# To be done
1. List every organization or institution that the Romanian employer-law extract names with a proper name or an acronym.
2. Please rewrite the stretch from "In February 2006, debates" through "the proposed amendments." in the Romanian employer-law extract, swapping "February" for "March".

# Document extract
☆ ☆ ☆
The leaders of signatory employer organisations argue that the draft also infringes provisions of the Romanian Constitution. If their stand is not paid heed to, they intend to file an appeal with the Constitutional Court of Romania (Curtea Constitutionala) as well as with European international bodies.

Employers deplored the fact that the new Employer Law was not discussed and approved concurrently with the law on collective work agreements (Law No. 130/1996), which is soon to be amended and also specifies representativeness criteria.

They also stress that there is a potential risk of politicising the movement of employer organisations and hence destabilising industrial relations. Since the amendments brought to the Employers’ Law will initially be approved by emergency ordinance, employer organisations may proceed immediately with the registration process. However, the parliament might reject the ordinance or reformulate a new law which would entail yet another registration process.

ACPR’s members took a less critical viewpoint. As for UNPR, it contested the legitimacy of employer organisations availing of government buildings and land, as this could potentially favour certain interests groups.

In February 2006, debates between the government and employer organisations continued and it is hoped that in the near future a joint decision will be reached on the proposed amendments.


The fragmentation of the employer organisations is a new feature of Romanian industrial relations (RO0310103F). The 2005 Comprehensive Monitoring Report by the European Commission referred to it as ‘a phenomenon that undermines the capacity of employers to participate in bipartite or tripartite social dialogue’.

Some sectors of the economy completely lack nationally representative employer organisations to participate in collective bargaining, while, at national level, the voice of employer organisations is also dispersed.

Given the certain organisational, information and functional shortcomings in the system of employer organisations, the government has been forced to propose a new law. The problem is that its proposal does not include all the remarks and suggestions made by existing employer organisations in the course of discussions held throughout 2005. However, taking into account the fragmentation and diversity of opinions voiced by Romanian employer organisations, it is hard to believe that the proposed law will be received with an unanimously favourable reaction by all employer organisations.

Nonetheless, the government has to assume its unpopular role of approving amendments by emergency bill, and we might witness a regrouping of the employers’ movement in the near future.
☆ ☆ ☆
# Data excerpt
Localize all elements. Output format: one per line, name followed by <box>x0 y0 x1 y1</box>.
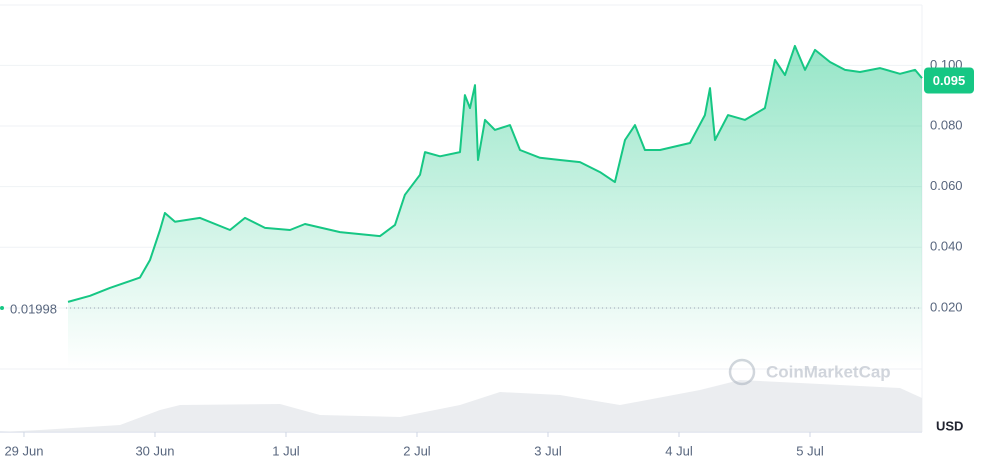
☆ ☆ ☆
# Responses to the tasks
1.
Constitutional Court of Romania (Curtea Constitutionala)
ACPR
UNPR
European Commission

2.
In March 2006, debates between the government and employer organisations continued and it is hoped that in the near future a joint decision will be reached on the proposed amendments.